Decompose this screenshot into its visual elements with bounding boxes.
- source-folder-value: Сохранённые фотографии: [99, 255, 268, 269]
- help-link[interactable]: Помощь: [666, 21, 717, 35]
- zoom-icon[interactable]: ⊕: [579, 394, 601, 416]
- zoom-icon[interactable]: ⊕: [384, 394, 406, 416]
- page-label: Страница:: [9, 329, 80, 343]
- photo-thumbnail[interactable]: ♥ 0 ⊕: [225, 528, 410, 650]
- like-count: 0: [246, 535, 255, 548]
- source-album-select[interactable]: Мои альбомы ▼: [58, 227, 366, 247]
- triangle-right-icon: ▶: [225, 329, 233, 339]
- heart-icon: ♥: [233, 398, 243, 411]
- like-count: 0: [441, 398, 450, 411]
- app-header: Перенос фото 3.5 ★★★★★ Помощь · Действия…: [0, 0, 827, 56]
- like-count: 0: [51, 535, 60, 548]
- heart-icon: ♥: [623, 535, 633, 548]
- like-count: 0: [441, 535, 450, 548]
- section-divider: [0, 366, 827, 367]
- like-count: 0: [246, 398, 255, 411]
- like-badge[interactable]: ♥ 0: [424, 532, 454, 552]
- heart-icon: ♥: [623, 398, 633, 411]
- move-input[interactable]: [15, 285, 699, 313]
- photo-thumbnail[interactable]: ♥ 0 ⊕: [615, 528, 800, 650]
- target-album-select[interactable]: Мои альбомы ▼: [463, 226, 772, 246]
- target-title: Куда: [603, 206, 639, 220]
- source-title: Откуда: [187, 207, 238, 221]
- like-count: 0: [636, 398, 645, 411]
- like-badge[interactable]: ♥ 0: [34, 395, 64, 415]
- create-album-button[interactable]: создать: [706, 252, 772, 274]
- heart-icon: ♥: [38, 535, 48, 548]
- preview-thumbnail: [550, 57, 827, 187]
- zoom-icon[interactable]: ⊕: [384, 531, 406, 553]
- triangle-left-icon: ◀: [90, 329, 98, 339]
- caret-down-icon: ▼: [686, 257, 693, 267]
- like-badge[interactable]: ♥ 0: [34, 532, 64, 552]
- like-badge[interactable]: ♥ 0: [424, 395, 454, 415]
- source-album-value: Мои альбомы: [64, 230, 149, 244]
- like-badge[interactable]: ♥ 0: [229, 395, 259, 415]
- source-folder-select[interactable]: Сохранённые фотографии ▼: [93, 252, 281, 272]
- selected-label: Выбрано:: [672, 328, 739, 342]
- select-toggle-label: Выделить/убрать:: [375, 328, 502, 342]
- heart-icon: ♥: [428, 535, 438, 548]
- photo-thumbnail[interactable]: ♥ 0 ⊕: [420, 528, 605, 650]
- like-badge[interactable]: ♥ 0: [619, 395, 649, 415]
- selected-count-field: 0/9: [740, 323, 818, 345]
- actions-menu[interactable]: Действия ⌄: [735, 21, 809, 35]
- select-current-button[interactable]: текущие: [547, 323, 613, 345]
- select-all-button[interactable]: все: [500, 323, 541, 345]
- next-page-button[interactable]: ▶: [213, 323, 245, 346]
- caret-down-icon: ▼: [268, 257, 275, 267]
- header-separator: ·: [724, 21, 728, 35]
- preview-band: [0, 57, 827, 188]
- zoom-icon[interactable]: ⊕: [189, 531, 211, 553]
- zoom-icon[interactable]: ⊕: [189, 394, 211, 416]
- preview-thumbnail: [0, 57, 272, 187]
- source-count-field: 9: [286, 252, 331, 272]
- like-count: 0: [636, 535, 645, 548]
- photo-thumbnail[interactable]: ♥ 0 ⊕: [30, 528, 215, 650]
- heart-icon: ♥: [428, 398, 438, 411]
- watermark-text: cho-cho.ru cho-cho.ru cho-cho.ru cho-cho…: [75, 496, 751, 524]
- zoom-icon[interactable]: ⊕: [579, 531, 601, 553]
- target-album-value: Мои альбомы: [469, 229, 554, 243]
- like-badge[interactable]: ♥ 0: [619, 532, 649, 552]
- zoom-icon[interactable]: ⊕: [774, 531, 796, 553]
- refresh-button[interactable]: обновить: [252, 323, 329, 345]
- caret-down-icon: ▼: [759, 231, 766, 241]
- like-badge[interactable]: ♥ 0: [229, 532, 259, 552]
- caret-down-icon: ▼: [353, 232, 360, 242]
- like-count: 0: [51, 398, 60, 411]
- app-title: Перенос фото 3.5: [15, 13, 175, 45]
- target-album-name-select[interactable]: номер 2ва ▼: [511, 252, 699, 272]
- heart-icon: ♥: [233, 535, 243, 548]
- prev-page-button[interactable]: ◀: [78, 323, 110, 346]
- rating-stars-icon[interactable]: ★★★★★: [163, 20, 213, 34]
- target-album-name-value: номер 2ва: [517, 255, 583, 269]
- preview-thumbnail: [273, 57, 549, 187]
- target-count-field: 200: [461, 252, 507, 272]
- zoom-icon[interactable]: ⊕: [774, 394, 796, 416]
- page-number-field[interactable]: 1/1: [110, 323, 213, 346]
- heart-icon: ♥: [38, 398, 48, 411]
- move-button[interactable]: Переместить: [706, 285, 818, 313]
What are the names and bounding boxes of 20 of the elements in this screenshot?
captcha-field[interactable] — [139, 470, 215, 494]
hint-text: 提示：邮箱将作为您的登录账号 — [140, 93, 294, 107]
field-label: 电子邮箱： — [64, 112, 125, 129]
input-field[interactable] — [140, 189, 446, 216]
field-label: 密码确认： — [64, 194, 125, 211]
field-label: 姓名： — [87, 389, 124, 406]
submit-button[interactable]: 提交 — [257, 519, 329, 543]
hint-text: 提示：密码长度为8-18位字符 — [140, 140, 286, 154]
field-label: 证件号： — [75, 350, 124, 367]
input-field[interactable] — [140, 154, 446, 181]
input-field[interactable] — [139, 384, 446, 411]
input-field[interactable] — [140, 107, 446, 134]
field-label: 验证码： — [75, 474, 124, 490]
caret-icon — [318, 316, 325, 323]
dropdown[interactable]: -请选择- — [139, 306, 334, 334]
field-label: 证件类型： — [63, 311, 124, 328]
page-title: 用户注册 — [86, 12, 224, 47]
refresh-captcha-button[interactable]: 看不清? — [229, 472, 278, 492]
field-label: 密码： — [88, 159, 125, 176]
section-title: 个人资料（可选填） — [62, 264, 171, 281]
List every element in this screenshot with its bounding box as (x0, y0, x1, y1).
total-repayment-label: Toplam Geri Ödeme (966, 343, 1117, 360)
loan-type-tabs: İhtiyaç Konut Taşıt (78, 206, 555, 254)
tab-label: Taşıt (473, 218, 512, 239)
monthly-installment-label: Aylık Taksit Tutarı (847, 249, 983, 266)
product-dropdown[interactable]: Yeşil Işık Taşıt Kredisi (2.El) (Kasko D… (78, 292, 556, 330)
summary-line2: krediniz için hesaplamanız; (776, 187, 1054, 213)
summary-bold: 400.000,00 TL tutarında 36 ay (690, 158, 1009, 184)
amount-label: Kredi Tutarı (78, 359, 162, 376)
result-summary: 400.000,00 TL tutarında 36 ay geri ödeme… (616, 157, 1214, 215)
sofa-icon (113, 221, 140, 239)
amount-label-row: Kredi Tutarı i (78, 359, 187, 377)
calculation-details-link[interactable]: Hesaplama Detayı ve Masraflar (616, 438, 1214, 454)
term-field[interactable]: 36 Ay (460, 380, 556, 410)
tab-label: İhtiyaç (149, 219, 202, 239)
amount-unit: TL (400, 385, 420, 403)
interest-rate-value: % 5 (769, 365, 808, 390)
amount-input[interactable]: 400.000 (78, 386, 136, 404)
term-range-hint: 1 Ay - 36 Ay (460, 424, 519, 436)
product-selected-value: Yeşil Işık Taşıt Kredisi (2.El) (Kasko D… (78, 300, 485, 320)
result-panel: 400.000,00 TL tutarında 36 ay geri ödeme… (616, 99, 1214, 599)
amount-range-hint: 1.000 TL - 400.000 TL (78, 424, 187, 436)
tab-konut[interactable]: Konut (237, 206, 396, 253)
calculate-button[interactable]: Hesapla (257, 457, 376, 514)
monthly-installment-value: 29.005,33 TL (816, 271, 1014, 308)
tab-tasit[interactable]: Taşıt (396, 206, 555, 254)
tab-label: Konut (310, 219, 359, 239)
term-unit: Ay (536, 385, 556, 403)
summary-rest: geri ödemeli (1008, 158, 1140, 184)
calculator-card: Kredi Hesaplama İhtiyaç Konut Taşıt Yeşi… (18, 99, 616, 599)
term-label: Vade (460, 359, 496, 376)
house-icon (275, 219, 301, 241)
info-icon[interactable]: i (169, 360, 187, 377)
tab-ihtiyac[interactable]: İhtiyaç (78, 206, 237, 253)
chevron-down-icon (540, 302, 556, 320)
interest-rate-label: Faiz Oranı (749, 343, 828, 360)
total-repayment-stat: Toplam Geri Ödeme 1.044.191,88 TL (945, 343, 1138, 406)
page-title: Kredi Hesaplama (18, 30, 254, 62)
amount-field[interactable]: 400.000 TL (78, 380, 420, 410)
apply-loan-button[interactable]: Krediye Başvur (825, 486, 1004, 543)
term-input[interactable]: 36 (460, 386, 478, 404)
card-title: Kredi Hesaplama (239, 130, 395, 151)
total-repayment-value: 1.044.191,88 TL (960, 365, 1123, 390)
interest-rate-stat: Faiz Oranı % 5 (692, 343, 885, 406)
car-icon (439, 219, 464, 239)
===
◆ **THE TASK**
Output the entries from the start through the line containing "- like-count: 0: [636, 398, 645, 411]", both included, copying each line exactly.

◆ **SOLUTION**
Decompose this screenshot into its visual elements with bounding boxes.
- source-folder-value: Сохранённые фотографии: [99, 255, 268, 269]
- help-link[interactable]: Помощь: [666, 21, 717, 35]
- zoom-icon[interactable]: ⊕: [579, 394, 601, 416]
- zoom-icon[interactable]: ⊕: [384, 394, 406, 416]
- page-label: Страница:: [9, 329, 80, 343]
- photo-thumbnail[interactable]: ♥ 0 ⊕: [225, 528, 410, 650]
- like-count: 0: [246, 535, 255, 548]
- source-album-select[interactable]: Мои альбомы ▼: [58, 227, 366, 247]
- triangle-right-icon: ▶: [225, 329, 233, 339]
- heart-icon: ♥: [233, 398, 243, 411]
- like-count: 0: [441, 398, 450, 411]
- app-header: Перенос фото 3.5 ★★★★★ Помощь · Действия…: [0, 0, 827, 56]
- like-count: 0: [51, 535, 60, 548]
- heart-icon: ♥: [623, 535, 633, 548]
- like-count: 0: [441, 535, 450, 548]
- section-divider: [0, 366, 827, 367]
- like-count: 0: [246, 398, 255, 411]
- like-badge[interactable]: ♥ 0: [424, 532, 454, 552]
- heart-icon: ♥: [623, 398, 633, 411]
- move-input[interactable]: [15, 285, 699, 313]
- photo-thumbnail[interactable]: ♥ 0 ⊕: [615, 528, 800, 650]
- target-album-select[interactable]: Мои альбомы ▼: [463, 226, 772, 246]
- target-title: Куда: [603, 206, 639, 220]
- source-title: Откуда: [187, 207, 238, 221]
- like-count: 0: [636, 398, 645, 411]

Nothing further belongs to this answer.